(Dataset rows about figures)
################

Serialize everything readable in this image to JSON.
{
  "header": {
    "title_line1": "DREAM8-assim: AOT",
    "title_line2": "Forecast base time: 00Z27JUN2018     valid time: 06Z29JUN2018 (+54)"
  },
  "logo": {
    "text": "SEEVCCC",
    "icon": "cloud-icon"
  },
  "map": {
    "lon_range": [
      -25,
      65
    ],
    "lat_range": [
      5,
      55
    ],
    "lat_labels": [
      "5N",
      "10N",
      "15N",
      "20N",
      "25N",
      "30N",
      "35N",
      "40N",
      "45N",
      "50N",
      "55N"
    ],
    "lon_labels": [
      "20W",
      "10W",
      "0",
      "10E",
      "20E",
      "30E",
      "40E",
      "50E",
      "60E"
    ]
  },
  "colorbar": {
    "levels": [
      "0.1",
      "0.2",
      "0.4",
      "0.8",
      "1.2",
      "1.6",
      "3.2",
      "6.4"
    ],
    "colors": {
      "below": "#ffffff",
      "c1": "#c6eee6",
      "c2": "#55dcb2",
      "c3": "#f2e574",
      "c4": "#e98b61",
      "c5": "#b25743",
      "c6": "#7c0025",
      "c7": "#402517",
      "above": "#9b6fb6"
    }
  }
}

################

THE PROBLEM
Make an exact copy of the data above.

OUTPUT OF THE TASK
Serialize everything readable in this image to JSON.
{
  "header": {
    "title_line1": "DREAM8-assim: AOT",
    "title_line2": "Forecast base time: 00Z27JUN2018     valid time: 06Z29JUN2018 (+54)"
  },
  "logo": {
    "text": "SEEVCCC",
    "icon": "cloud-icon"
  },
  "map": {
    "lon_range": [
      -25,
      65
    ],
    "lat_range": [
      5,
      55
    ],
    "lat_labels": [
      "5N",
      "10N",
      "15N",
      "20N",
      "25N",
      "30N",
      "35N",
      "40N",
      "45N",
      "50N",
      "55N"
    ],
    "lon_labels": [
      "20W",
      "10W",
      "0",
      "10E",
      "20E",
      "30E",
      "40E",
      "50E",
      "60E"
    ]
  },
  "colorbar": {
    "levels": [
      "0.1",
      "0.2",
      "0.4",
      "0.8",
      "1.2",
      "1.6",
      "3.2",
      "6.4"
    ],
    "colors": {
      "below": "#ffffff",
      "c1": "#c6eee6",
      "c2": "#55dcb2",
      "c3": "#f2e574",
      "c4": "#e98b61",
      "c5": "#b25743",
      "c6": "#7c0025",
      "c7": "#402517",
      "above": "#9b6fb6"
    }
  }
}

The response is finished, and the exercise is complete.